### Problem statement:
Your task is to reproduce the entries below word for word.

-------- Exercise data

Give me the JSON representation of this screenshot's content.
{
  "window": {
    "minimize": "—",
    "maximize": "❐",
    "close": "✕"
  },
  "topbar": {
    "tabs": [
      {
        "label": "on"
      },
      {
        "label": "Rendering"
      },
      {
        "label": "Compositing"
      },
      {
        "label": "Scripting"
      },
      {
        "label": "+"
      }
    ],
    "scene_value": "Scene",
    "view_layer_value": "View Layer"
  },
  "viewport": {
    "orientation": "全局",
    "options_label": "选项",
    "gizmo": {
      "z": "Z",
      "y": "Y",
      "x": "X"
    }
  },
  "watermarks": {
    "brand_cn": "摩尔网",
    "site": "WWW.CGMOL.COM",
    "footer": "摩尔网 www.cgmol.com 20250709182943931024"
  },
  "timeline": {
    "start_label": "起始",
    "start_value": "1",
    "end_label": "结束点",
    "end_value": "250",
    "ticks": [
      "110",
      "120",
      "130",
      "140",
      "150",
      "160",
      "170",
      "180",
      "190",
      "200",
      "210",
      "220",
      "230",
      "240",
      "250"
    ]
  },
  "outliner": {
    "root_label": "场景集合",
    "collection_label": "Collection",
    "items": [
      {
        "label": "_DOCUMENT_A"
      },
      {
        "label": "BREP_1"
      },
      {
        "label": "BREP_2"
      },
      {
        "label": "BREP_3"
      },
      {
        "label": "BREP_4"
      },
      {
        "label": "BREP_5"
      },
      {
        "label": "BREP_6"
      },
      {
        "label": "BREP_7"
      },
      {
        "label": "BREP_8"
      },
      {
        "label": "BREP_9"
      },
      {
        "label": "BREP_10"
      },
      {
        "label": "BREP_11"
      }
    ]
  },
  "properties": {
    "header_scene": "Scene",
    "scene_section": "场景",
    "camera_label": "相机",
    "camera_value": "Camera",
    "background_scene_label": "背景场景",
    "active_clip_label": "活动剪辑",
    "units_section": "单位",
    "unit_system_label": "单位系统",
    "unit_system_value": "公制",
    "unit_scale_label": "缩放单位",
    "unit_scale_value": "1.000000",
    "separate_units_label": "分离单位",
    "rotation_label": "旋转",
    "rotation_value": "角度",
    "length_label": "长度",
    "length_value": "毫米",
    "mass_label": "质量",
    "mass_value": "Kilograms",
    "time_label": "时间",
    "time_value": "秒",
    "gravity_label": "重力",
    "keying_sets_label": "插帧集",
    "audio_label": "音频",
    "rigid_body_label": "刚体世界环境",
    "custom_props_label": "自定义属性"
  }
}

----------------

### Result:
Give me the JSON representation of this screenshot's content.
{
  "window": {
    "minimize": "—",
    "maximize": "❐",
    "close": "✕"
  },
  "topbar": {
    "tabs": [
      {
        "label": "on"
      },
      {
        "label": "Rendering"
      },
      {
        "label": "Compositing"
      },
      {
        "label": "Scripting"
      },
      {
        "label": "+"
      }
    ],
    "scene_value": "Scene",
    "view_layer_value": "View Layer"
  },
  "viewport": {
    "orientation": "全局",
    "options_label": "选项",
    "gizmo": {
      "z": "Z",
      "y": "Y",
      "x": "X"
    }
  },
  "watermarks": {
    "brand_cn": "摩尔网",
    "site": "WWW.CGMOL.COM",
    "footer": "摩尔网 www.cgmol.com 20250709182943931024"
  },
  "timeline": {
    "start_label": "起始",
    "start_value": "1",
    "end_label": "结束点",
    "end_value": "250",
    "ticks": [
      "110",
      "120",
      "130",
      "140",
      "150",
      "160",
      "170",
      "180",
      "190",
      "200",
      "210",
      "220",
      "230",
      "240",
      "250"
    ]
  },
  "outliner": {
    "root_label": "场景集合",
    "collection_label": "Collection",
    "items": [
      {
        "label": "_DOCUMENT_A"
      },
      {
        "label": "BREP_1"
      },
      {
        "label": "BREP_2"
      },
      {
        "label": "BREP_3"
      },
      {
        "label": "BREP_4"
      },
      {
        "label": "BREP_5"
      },
      {
        "label": "BREP_6"
      },
      {
        "label": "BREP_7"
      },
      {
        "label": "BREP_8"
      },
      {
        "label": "BREP_9"
      },
      {
        "label": "BREP_10"
      },
      {
        "label": "BREP_11"
      }
    ]
  },
  "properties": {
    "header_scene": "Scene",
    "scene_section": "场景",
    "camera_label": "相机",
    "camera_value": "Camera",
    "background_scene_label": "背景场景",
    "active_clip_label": "活动剪辑",
    "units_section": "单位",
    "unit_system_label": "单位系统",
    "unit_system_value": "公制",
    "unit_scale_label": "缩放单位",
    "unit_scale_value": "1.000000",
    "separate_units_label": "分离单位",
    "rotation_label": "旋转",
    "rotation_value": "角度",
    "length_label": "长度",
    "length_value": "毫米",
    "mass_label": "质量",
    "mass_value": "Kilograms",
    "time_label": "时间",
    "time_value": "秒",
    "gravity_label": "重力",
    "keying_sets_label": "插帧集",
    "audio_label": "音频",
    "rigid_body_label": "刚体世界环境",
    "custom_props_label": "自定义属性"
  }
}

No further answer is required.